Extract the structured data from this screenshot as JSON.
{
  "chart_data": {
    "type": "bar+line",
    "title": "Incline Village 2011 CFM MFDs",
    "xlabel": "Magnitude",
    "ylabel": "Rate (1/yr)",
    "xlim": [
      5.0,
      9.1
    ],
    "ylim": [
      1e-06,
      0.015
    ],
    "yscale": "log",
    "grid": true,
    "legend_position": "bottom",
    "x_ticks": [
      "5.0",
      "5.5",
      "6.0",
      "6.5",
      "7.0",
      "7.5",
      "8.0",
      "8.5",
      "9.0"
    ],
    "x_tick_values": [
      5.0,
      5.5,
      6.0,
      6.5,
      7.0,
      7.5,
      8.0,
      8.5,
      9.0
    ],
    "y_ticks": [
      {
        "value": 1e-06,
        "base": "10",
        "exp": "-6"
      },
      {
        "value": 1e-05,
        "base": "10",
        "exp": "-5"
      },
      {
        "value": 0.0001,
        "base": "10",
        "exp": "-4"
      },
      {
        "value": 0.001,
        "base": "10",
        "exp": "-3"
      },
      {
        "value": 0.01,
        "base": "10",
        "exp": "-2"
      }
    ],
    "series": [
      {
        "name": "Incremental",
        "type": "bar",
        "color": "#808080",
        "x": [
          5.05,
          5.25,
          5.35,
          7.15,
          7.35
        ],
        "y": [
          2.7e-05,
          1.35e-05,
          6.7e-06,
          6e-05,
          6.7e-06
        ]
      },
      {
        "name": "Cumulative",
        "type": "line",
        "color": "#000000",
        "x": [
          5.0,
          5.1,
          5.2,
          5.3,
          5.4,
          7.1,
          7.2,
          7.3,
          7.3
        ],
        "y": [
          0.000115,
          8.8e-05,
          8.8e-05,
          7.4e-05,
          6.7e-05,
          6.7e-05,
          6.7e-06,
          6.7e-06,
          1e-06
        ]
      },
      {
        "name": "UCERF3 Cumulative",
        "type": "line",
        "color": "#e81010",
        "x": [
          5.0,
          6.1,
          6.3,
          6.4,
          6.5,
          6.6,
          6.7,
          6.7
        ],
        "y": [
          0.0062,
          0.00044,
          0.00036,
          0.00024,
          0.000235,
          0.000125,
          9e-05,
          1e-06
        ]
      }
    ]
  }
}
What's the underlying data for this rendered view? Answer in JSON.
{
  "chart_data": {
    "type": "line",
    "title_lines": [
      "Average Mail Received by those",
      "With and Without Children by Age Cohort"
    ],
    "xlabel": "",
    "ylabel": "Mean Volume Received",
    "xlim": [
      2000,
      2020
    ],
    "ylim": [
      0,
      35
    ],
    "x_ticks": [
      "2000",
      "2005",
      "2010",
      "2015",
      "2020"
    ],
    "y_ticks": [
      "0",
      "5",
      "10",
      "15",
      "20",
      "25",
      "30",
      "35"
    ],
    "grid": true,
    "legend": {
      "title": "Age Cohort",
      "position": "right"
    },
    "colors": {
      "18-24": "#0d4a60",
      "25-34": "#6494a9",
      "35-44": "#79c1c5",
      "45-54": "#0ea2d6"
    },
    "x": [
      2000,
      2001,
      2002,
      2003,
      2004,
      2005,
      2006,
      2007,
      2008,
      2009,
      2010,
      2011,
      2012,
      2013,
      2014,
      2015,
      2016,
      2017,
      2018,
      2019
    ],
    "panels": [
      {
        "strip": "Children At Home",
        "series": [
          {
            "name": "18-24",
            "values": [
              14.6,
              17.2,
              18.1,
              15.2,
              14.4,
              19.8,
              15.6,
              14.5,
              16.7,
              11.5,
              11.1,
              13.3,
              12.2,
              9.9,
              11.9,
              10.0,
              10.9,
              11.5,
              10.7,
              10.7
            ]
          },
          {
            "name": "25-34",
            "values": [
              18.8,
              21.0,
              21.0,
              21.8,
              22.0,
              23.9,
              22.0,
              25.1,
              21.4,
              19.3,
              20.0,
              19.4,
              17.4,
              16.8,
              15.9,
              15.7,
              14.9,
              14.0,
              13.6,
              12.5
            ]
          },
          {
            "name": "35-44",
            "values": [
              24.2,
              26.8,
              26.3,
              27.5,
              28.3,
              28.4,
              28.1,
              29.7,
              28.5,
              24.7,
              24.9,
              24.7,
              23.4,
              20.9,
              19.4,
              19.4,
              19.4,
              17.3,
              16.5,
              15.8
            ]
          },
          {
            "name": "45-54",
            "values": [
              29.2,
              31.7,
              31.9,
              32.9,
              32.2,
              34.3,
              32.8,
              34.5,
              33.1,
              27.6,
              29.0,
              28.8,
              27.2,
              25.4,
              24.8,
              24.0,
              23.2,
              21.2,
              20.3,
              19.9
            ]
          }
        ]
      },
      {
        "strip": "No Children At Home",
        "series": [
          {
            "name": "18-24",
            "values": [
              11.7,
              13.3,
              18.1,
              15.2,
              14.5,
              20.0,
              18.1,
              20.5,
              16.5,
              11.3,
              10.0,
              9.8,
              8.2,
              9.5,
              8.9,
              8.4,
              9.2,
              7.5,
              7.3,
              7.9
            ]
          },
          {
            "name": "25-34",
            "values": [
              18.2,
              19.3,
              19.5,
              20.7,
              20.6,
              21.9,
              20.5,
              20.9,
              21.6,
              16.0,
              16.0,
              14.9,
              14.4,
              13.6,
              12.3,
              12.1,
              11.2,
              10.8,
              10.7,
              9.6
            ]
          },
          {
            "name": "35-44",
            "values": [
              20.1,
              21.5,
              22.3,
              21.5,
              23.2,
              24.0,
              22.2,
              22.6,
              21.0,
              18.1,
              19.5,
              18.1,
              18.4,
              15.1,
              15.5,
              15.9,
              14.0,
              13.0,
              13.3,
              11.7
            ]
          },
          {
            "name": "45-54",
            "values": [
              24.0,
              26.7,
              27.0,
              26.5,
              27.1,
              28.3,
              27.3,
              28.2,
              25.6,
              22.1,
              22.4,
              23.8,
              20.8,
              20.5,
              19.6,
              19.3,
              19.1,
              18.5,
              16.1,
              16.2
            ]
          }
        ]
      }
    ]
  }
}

· · · · ·

**Written request**
Copy all data exactly, start to finish.

**Exercise response**
Extract the structured data from this screenshot as JSON.
{
  "chart_data": {
    "type": "bar+line",
    "title": "Incline Village 2011 CFM MFDs",
    "xlabel": "Magnitude",
    "ylabel": "Rate (1/yr)",
    "xlim": [
      5.0,
      9.1
    ],
    "ylim": [
      1e-06,
      0.015
    ],
    "yscale": "log",
    "grid": true,
    "legend_position": "bottom",
    "x_ticks": [
      "5.0",
      "5.5",
      "6.0",
      "6.5",
      "7.0",
      "7.5",
      "8.0",
      "8.5",
      "9.0"
    ],
    "x_tick_values": [
      5.0,
      5.5,
      6.0,
      6.5,
      7.0,
      7.5,
      8.0,
      8.5,
      9.0
    ],
    "y_ticks": [
      {
        "value": 1e-06,
        "base": "10",
        "exp": "-6"
      },
      {
        "value": 1e-05,
        "base": "10",
        "exp": "-5"
      },
      {
        "value": 0.0001,
        "base": "10",
        "exp": "-4"
      },
      {
        "value": 0.001,
        "base": "10",
        "exp": "-3"
      },
      {
        "value": 0.01,
        "base": "10",
        "exp": "-2"
      }
    ],
    "series": [
      {
        "name": "Incremental",
        "type": "bar",
        "color": "#808080",
        "x": [
          5.05,
          5.25,
          5.35,
          7.15,
          7.35
        ],
        "y": [
          2.7e-05,
          1.35e-05,
          6.7e-06,
          6e-05,
          6.7e-06
        ]
      },
      {
        "name": "Cumulative",
        "type": "line",
        "color": "#000000",
        "x": [
          5.0,
          5.1,
          5.2,
          5.3,
          5.4,
          7.1,
          7.2,
          7.3,
          7.3
        ],
        "y": [
          0.000115,
          8.8e-05,
          8.8e-05,
          7.4e-05,
          6.7e-05,
          6.7e-05,
          6.7e-06,
          6.7e-06,
          1e-06
        ]
      },
      {
        "name": "UCERF3 Cumulative",
        "type": "line",
        "color": "#e81010",
        "x": [
          5.0,
          6.1,
          6.3,
          6.4,
          6.5,
          6.6,
          6.7,
          6.7
        ],
        "y": [
          0.0062,
          0.00044,
          0.00036,
          0.00024,
          0.000235,
          0.000125,
          9e-05,
          1e-06
        ]
      }
    ]
  }
}
What's the underlying data for this rendered view? Answer in JSON.
{
  "chart_data": {
    "type": "line",
    "title_lines": [
      "Average Mail Received by those",
      "With and Without Children by Age Cohort"
    ],
    "xlabel": "",
    "ylabel": "Mean Volume Received",
    "xlim": [
      2000,
      2020
    ],
    "ylim": [
      0,
      35
    ],
    "x_ticks": [
      "2000",
      "2005",
      "2010",
      "2015",
      "2020"
    ],
    "y_ticks": [
      "0",
      "5",
      "10",
      "15",
      "20",
      "25",
      "30",
      "35"
    ],
    "grid": true,
    "legend": {
      "title": "Age Cohort",
      "position": "right"
    },
    "colors": {
      "18-24": "#0d4a60",
      "25-34": "#6494a9",
      "35-44": "#79c1c5",
      "45-54": "#0ea2d6"
    },
    "x": [
      2000,
      2001,
      2002,
      2003,
      2004,
      2005,
      2006,
      2007,
      2008,
      2009,
      2010,
      2011,
      2012,
      2013,
      2014,
      2015,
      2016,
      2017,
      2018,
      2019
    ],
    "panels": [
      {
        "strip": "Children At Home",
        "series": [
          {
            "name": "18-24",
            "values": [
              14.6,
              17.2,
              18.1,
              15.2,
              14.4,
              19.8,
              15.6,
              14.5,
              16.7,
              11.5,
              11.1,
              13.3,
              12.2,
              9.9,
              11.9,
              10.0,
              10.9,
              11.5,
              10.7,
              10.7
            ]
          },
          {
            "name": "25-34",
            "values": [
              18.8,
              21.0,
              21.0,
              21.8,
              22.0,
              23.9,
              22.0,
              25.1,
              21.4,
              19.3,
              20.0,
              19.4,
              17.4,
              16.8,
              15.9,
              15.7,
              14.9,
              14.0,
              13.6,
              12.5
            ]
          },
          {
            "name": "35-44",
            "values": [
              24.2,
              26.8,
              26.3,
              27.5,
              28.3,
              28.4,
              28.1,
              29.7,
              28.5,
              24.7,
              24.9,
              24.7,
              23.4,
              20.9,
              19.4,
              19.4,
              19.4,
              17.3,
              16.5,
              15.8
            ]
          },
          {
            "name": "45-54",
            "values": [
              29.2,
              31.7,
              31.9,
              32.9,
              32.2,
              34.3,
              32.8,
              34.5,
              33.1,
              27.6,
              29.0,
              28.8,
              27.2,
              25.4,
              24.8,
              24.0,
              23.2,
              21.2,
              20.3,
              19.9
            ]
          }
        ]
      },
      {
        "strip": "No Children At Home",
        "series": [
          {
            "name": "18-24",
            "values": [
              11.7,
              13.3,
              18.1,
              15.2,
              14.5,
              20.0,
              18.1,
              20.5,
              16.5,
              11.3,
              10.0,
              9.8,
              8.2,
              9.5,
              8.9,
              8.4,
              9.2,
              7.5,
              7.3,
              7.9
            ]
          },
          {
            "name": "25-34",
            "values": [
              18.2,
              19.3,
              19.5,
              20.7,
              20.6,
              21.9,
              20.5,
              20.9,
              21.6,
              16.0,
              16.0,
              14.9,
              14.4,
              13.6,
              12.3,
              12.1,
              11.2,
              10.8,
              10.7,
              9.6
            ]
          },
          {
            "name": "35-44",
            "values": [
              20.1,
              21.5,
              22.3,
              21.5,
              23.2,
              24.0,
              22.2,
              22.6,
              21.0,
              18.1,
              19.5,
              18.1,
              18.4,
              15.1,
              15.5,
              15.9,
              14.0,
              13.0,
              13.3,
              11.7
            ]
          },
          {
            "name": "45-54",
            "values": [
              24.0,
              26.7,
              27.0,
              26.5,
              27.1,
              28.3,
              27.3,
              28.2,
              25.6,
              22.1,
              22.4,
              23.8,
              20.8,
              20.5,
              19.6,
              19.3,
              19.1,
              18.5,
              16.1,
              16.2
            ]
          }
        ]
      }
    ]
  }
}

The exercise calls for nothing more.